Selected excerpt:
* * * * *
Concatenation error when using FunctionTransformer and backtesting_forecaster

wasf84 commented 2 weeks ago

Olá amigos!

"TypeError: cannot concatenate object of type '<class 'numpy.float64'>'; only Series and DataFrame objs are valid"

I'm facing this error when I apply log-transformation on target variable using FunctionTransformer from SKLearn. I have to log-transform my target feature and my exogenous features as well. When I use FunctionTransformer on my exog features, everything works great, but not when target feature is transformed.

I've tried the same example from docs with no luck.

As workaround, I'm using a specific DataFrame previously log-transformed and applying OneHotEncoder only on categorical features, but I'd like to use correctly, if I can say, applying these transformations using just one DataFrame.

Obrigado pela atenção! =)

Target transformer

log_target_trans = FunctionTransformer(func=np.log1p, inverse_func=np.expm1, feature_names_out="one-to-one", accept_sparse=True)

Exogenous transformer

ohe_log_exog_trans = ColumnTransformer(transformers=[ ('ohe', OneHotEncoder(), cat_features), ('log', FunctionTransformer(func=np.log1p, inverse_func=np.expm1, feature_names_out="one-to-one", accept_sparse=True), rainfall+accumulated_rainfall) ], remainder="passthrough", verbose_feature_names_out=False )

Forecaster

forecaster = ForecasterAutoreg( regressor=LinearRegression(), lags=7, transformer_y=log_target_trans, transformer_exog=ohe_log_exog_trans, forecaster_id="LinReg_ohe_log" )

Backtesting procedure

f=1 _, y_pred = backtesting_forecaster( forecaster=forecaster, y=df.y, exog=df.drop(columns="y"), steps=f, metric='mean_absolute_error', initial_train_size=len(df)-365, refit=True, n_jobs=os.cpu_count()//2, interval=[2.5, 97.5], verbose=False, show_progress=True, random_state=1984 )
* * * * *
Stored rows:
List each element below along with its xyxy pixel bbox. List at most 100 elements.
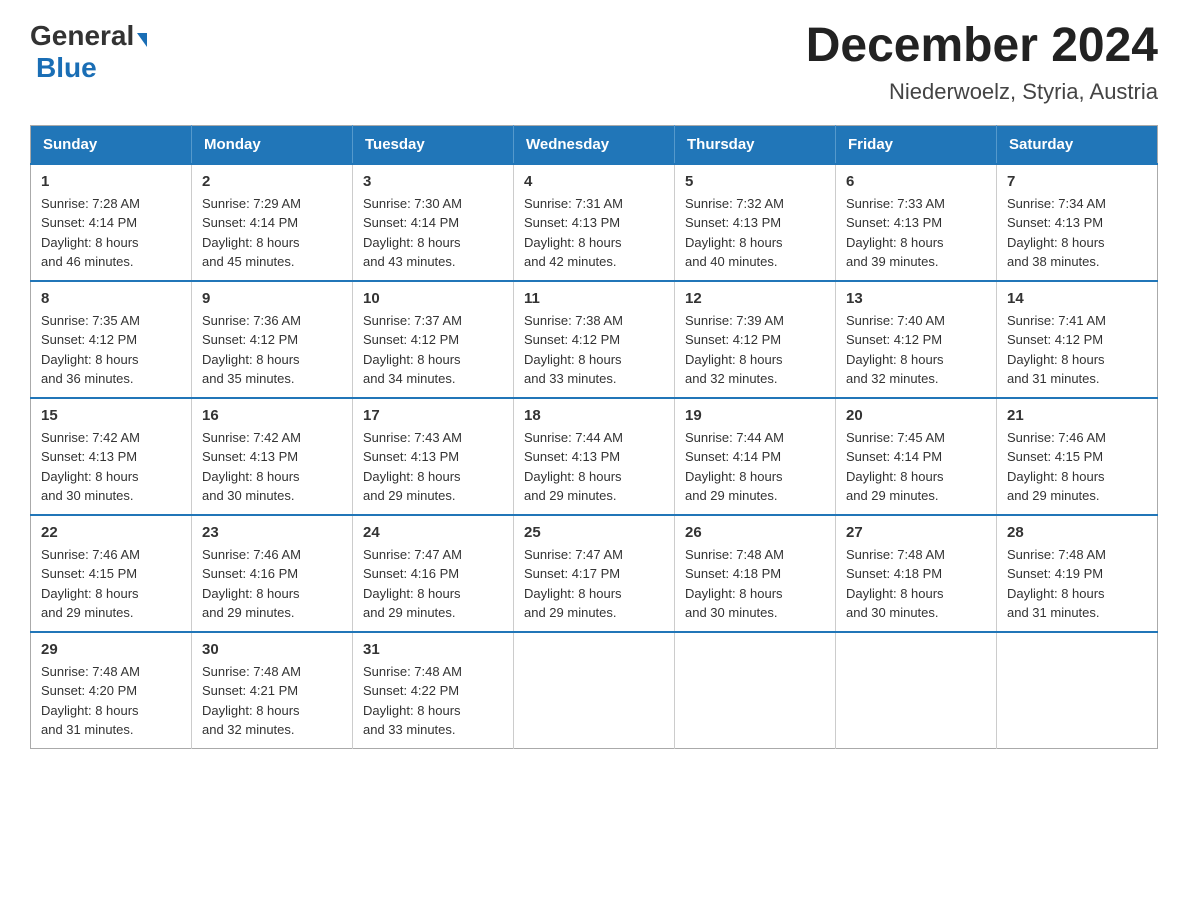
day-number: 2 [202,173,342,190]
page-header: General Blue December 2024 Niederwoelz, … [30,20,1158,105]
day-number: 29 [41,641,181,658]
calendar-cell: 28 Sunrise: 7:48 AMSunset: 4:19 PMDayligh… [997,515,1158,632]
day-info: Sunrise: 7:48 AMSunset: 4:18 PMDaylight:… [685,545,825,623]
calendar-cell: 31Sunrise: 7:48 AMSunset: 4:22 PMDayligh… [353,632,514,749]
day-info: Sunrise: 7:38 AMSunset: 4:12 PMDaylight:… [524,311,664,389]
day-number: 28 [1007,524,1147,541]
day-info: Sunrise: 7:44 AMSunset: 4:13 PMDaylight:… [524,428,664,506]
day-info: Sunrise: 7:42 AMSunset: 4:13 PMDaylight:… [202,428,342,506]
calendar-cell: 5 Sunrise: 7:32 AMSunset: 4:13 PMDaylight… [675,164,836,281]
calendar-cell: 14 Sunrise: 7:41 AMSunset: 4:12 PMDayligh… [997,281,1158,398]
day-number: 7 [1007,173,1147,190]
calendar-cell: 26 Sunrise: 7:48 AMSunset: 4:18 PMDayligh… [675,515,836,632]
day-info: Sunrise: 7:47 AMSunset: 4:17 PMDaylight:… [524,545,664,623]
calendar-cell: 3 Sunrise: 7:30 AMSunset: 4:14 PMDaylight… [353,164,514,281]
day-number: 24 [363,524,503,541]
calendar-cell [997,632,1158,749]
day-number: 6 [846,173,986,190]
day-number: 27 [846,524,986,541]
day-number: 21 [1007,407,1147,424]
day-number: 8 [41,290,181,307]
calendar-cell: 1 Sunrise: 7:28 AMSunset: 4:14 PMDaylight… [31,164,192,281]
day-info: Sunrise: 7:34 AMSunset: 4:13 PMDaylight:… [1007,194,1147,272]
day-info: Sunrise: 7:46 AMSunset: 4:16 PMDaylight:… [202,545,342,623]
day-number: 19 [685,407,825,424]
calendar-week-4: 22 Sunrise: 7:46 AMSunset: 4:15 PMDayligh… [31,515,1158,632]
day-info: Sunrise: 7:48 AMSunset: 4:18 PMDaylight:… [846,545,986,623]
logo: General Blue [30,20,147,84]
day-info: Sunrise: 7:37 AMSunset: 4:12 PMDaylight:… [363,311,503,389]
day-info: Sunrise: 7:46 AMSunset: 4:15 PMDaylight:… [1007,428,1147,506]
day-info: Sunrise: 7:48 AMSunset: 4:20 PMDaylight:… [41,662,181,740]
calendar-cell: 20Sunrise: 7:45 AMSunset: 4:14 PMDayligh… [836,398,997,515]
day-info: Sunrise: 7:46 AMSunset: 4:15 PMDaylight:… [41,545,181,623]
calendar-cell: 7 Sunrise: 7:34 AMSunset: 4:13 PMDaylight… [997,164,1158,281]
day-number: 9 [202,290,342,307]
day-number: 4 [524,173,664,190]
calendar-cell: 25 Sunrise: 7:47 AMSunset: 4:17 PMDayligh… [514,515,675,632]
header-friday: Friday [836,125,997,164]
day-info: Sunrise: 7:30 AMSunset: 4:14 PMDaylight:… [363,194,503,272]
location-title: Niederwoelz, Styria, Austria [806,79,1158,105]
calendar-cell: 8 Sunrise: 7:35 AMSunset: 4:12 PMDaylight… [31,281,192,398]
day-number: 22 [41,524,181,541]
calendar-cell: 12 Sunrise: 7:39 AMSunset: 4:12 PMDayligh… [675,281,836,398]
day-number: 25 [524,524,664,541]
day-info: Sunrise: 7:35 AMSunset: 4:12 PMDaylight:… [41,311,181,389]
day-number: 23 [202,524,342,541]
day-info: Sunrise: 7:48 AMSunset: 4:19 PMDaylight:… [1007,545,1147,623]
day-number: 11 [524,290,664,307]
day-number: 26 [685,524,825,541]
header-tuesday: Tuesday [353,125,514,164]
calendar-cell: 27 Sunrise: 7:48 AMSunset: 4:18 PMDayligh… [836,515,997,632]
day-number: 10 [363,290,503,307]
calendar-table: Sunday Monday Tuesday Wednesday Thursday… [30,125,1158,749]
calendar-cell: 4 Sunrise: 7:31 AMSunset: 4:13 PMDaylight… [514,164,675,281]
day-number: 17 [363,407,503,424]
day-info: Sunrise: 7:33 AMSunset: 4:13 PMDaylight:… [846,194,986,272]
logo-general-text: General [30,20,134,52]
header-monday: Monday [192,125,353,164]
calendar-cell [514,632,675,749]
header-wednesday: Wednesday [514,125,675,164]
logo-triangle-icon [137,33,147,47]
day-info: Sunrise: 7:44 AMSunset: 4:14 PMDaylight:… [685,428,825,506]
calendar-cell [675,632,836,749]
day-info: Sunrise: 7:29 AMSunset: 4:14 PMDaylight:… [202,194,342,272]
calendar-week-3: 15Sunrise: 7:42 AMSunset: 4:13 PMDayligh… [31,398,1158,515]
calendar-cell: 19 Sunrise: 7:44 AMSunset: 4:14 PMDayligh… [675,398,836,515]
day-info: Sunrise: 7:41 AMSunset: 4:12 PMDaylight:… [1007,311,1147,389]
day-number: 20 [846,407,986,424]
day-info: Sunrise: 7:31 AMSunset: 4:13 PMDaylight:… [524,194,664,272]
calendar-week-1: 1 Sunrise: 7:28 AMSunset: 4:14 PMDaylight… [31,164,1158,281]
day-number: 30 [202,641,342,658]
month-title: December 2024 [806,20,1158,73]
calendar-cell: 11 Sunrise: 7:38 AMSunset: 4:12 PMDayligh… [514,281,675,398]
calendar-cell: 2 Sunrise: 7:29 AMSunset: 4:14 PMDaylight… [192,164,353,281]
calendar-cell: 29 Sunrise: 7:48 AMSunset: 4:20 PMDayligh… [31,632,192,749]
day-info: Sunrise: 7:42 AMSunset: 4:13 PMDaylight:… [41,428,181,506]
calendar-cell [836,632,997,749]
day-info: Sunrise: 7:32 AMSunset: 4:13 PMDaylight:… [685,194,825,272]
calendar-week-5: 29 Sunrise: 7:48 AMSunset: 4:20 PMDayligh… [31,632,1158,749]
day-number: 31 [363,641,503,658]
day-number: 12 [685,290,825,307]
day-info: Sunrise: 7:47 AMSunset: 4:16 PMDaylight:… [363,545,503,623]
header-thursday: Thursday [675,125,836,164]
day-number: 1 [41,173,181,190]
day-info: Sunrise: 7:39 AMSunset: 4:12 PMDaylight:… [685,311,825,389]
day-number: 14 [1007,290,1147,307]
calendar-cell: 22 Sunrise: 7:46 AMSunset: 4:15 PMDayligh… [31,515,192,632]
calendar-cell: 16Sunrise: 7:42 AMSunset: 4:13 PMDayligh… [192,398,353,515]
calendar-cell: 10 Sunrise: 7:37 AMSunset: 4:12 PMDayligh… [353,281,514,398]
calendar-cell: 13Sunrise: 7:40 AMSunset: 4:12 PMDayligh… [836,281,997,398]
day-number: 13 [846,290,986,307]
calendar-cell: 21 Sunrise: 7:46 AMSunset: 4:15 PMDayligh… [997,398,1158,515]
calendar-cell: 15Sunrise: 7:42 AMSunset: 4:13 PMDayligh… [31,398,192,515]
calendar-cell: 9Sunrise: 7:36 AMSunset: 4:12 PMDaylight… [192,281,353,398]
day-number: 5 [685,173,825,190]
day-info: Sunrise: 7:48 AMSunset: 4:21 PMDaylight:… [202,662,342,740]
day-number: 3 [363,173,503,190]
calendar-cell: 18Sunrise: 7:44 AMSunset: 4:13 PMDayligh… [514,398,675,515]
day-info: Sunrise: 7:28 AMSunset: 4:14 PMDaylight:… [41,194,181,272]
* * * * *
Challenges:
• a. Rewrite the forum post's paragraph that begins "I'm facing this error" as a short bulleted list that keeps its main facts.
• b. In the records, replace "day-info" with "day-details" between the lines holding "day-number: 2 [202,173,342,190]" and "day-number: 28 [1007,524,1147,541]", inclusive, and return only those lines with everything else unchanged.

Solution set:
• a.
- The error appears when the target variable is log-transformed with SKLearn's FunctionTransformer.
- Both the target and the exogenous features need a log transformation.
- Applying FunctionTransformer to the exogenous features works fine.
- The failure happens only when the target is transformed.

• b.
day-number: 2 [202,173,342,190]
page-header: General Blue December 2024 Niederwoelz, … [30,20,1158,105]
day-number: 29 [41,641,181,658]
calendar-cell: 28 Sunrise: 7:48 AMSunset: 4:19 PMDayligh… [997,515,1158,632]
day-details: Sunrise: 7:48 AMSunset: 4:18 PMDaylight:… [685,545,825,623]
calendar-cell: 31Sunrise: 7:48 AMSunset: 4:22 PMDayligh… [353,632,514,749]
day-details: Sunrise: 7:38 AMSunset: 4:12 PMDaylight:… [524,311,664,389]
day-number: 28 [1007,524,1147,541]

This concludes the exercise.